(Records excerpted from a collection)
──────────────────────────────

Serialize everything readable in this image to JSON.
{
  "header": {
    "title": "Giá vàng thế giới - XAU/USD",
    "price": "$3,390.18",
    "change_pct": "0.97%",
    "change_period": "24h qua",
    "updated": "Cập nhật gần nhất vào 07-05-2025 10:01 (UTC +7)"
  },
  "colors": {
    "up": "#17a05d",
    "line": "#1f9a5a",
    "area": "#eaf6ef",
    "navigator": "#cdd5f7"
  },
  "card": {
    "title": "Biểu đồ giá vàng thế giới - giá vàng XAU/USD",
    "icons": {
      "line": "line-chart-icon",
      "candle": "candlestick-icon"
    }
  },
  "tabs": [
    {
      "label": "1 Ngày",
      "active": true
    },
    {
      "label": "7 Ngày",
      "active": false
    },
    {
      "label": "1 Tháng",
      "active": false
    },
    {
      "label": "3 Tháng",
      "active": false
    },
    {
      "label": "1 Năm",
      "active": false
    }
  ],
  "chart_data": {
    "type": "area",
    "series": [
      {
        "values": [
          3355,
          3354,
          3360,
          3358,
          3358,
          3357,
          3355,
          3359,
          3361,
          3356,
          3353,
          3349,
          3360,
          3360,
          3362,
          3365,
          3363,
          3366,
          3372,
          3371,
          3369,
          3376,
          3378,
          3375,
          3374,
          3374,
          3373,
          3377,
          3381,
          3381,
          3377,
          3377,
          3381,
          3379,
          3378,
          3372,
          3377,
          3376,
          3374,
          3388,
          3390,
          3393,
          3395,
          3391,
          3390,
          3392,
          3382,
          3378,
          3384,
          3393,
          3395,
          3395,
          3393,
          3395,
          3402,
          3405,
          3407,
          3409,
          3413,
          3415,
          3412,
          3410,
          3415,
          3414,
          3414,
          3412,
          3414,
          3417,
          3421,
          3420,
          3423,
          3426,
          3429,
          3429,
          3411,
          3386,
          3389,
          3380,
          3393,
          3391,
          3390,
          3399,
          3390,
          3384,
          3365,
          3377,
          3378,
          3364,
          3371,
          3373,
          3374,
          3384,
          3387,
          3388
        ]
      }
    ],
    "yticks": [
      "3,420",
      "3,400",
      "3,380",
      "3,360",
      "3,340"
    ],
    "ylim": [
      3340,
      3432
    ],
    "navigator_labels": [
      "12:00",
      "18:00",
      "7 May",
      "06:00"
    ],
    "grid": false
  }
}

──────────────────────────────

> **What to produce**
Set down the listing above in full, please, exactly as it appears.

> **Finished task**
Serialize everything readable in this image to JSON.
{
  "header": {
    "title": "Giá vàng thế giới - XAU/USD",
    "price": "$3,390.18",
    "change_pct": "0.97%",
    "change_period": "24h qua",
    "updated": "Cập nhật gần nhất vào 07-05-2025 10:01 (UTC +7)"
  },
  "colors": {
    "up": "#17a05d",
    "line": "#1f9a5a",
    "area": "#eaf6ef",
    "navigator": "#cdd5f7"
  },
  "card": {
    "title": "Biểu đồ giá vàng thế giới - giá vàng XAU/USD",
    "icons": {
      "line": "line-chart-icon",
      "candle": "candlestick-icon"
    }
  },
  "tabs": [
    {
      "label": "1 Ngày",
      "active": true
    },
    {
      "label": "7 Ngày",
      "active": false
    },
    {
      "label": "1 Tháng",
      "active": false
    },
    {
      "label": "3 Tháng",
      "active": false
    },
    {
      "label": "1 Năm",
      "active": false
    }
  ],
  "chart_data": {
    "type": "area",
    "series": [
      {
        "values": [
          3355,
          3354,
          3360,
          3358,
          3358,
          3357,
          3355,
          3359,
          3361,
          3356,
          3353,
          3349,
          3360,
          3360,
          3362,
          3365,
          3363,
          3366,
          3372,
          3371,
          3369,
          3376,
          3378,
          3375,
          3374,
          3374,
          3373,
          3377,
          3381,
          3381,
          3377,
          3377,
          3381,
          3379,
          3378,
          3372,
          3377,
          3376,
          3374,
          3388,
          3390,
          3393,
          3395,
          3391,
          3390,
          3392,
          3382,
          3378,
          3384,
          3393,
          3395,
          3395,
          3393,
          3395,
          3402,
          3405,
          3407,
          3409,
          3413,
          3415,
          3412,
          3410,
          3415,
          3414,
          3414,
          3412,
          3414,
          3417,
          3421,
          3420,
          3423,
          3426,
          3429,
          3429,
          3411,
          3386,
          3389,
          3380,
          3393,
          3391,
          3390,
          3399,
          3390,
          3384,
          3365,
          3377,
          3378,
          3364,
          3371,
          3373,
          3374,
          3384,
          3387,
          3388
        ]
      }
    ],
    "yticks": [
      "3,420",
      "3,400",
      "3,380",
      "3,360",
      "3,340"
    ],
    "ylim": [
      3340,
      3432
    ],
    "navigator_labels": [
      "12:00",
      "18:00",
      "7 May",
      "06:00"
    ],
    "grid": false
  }
}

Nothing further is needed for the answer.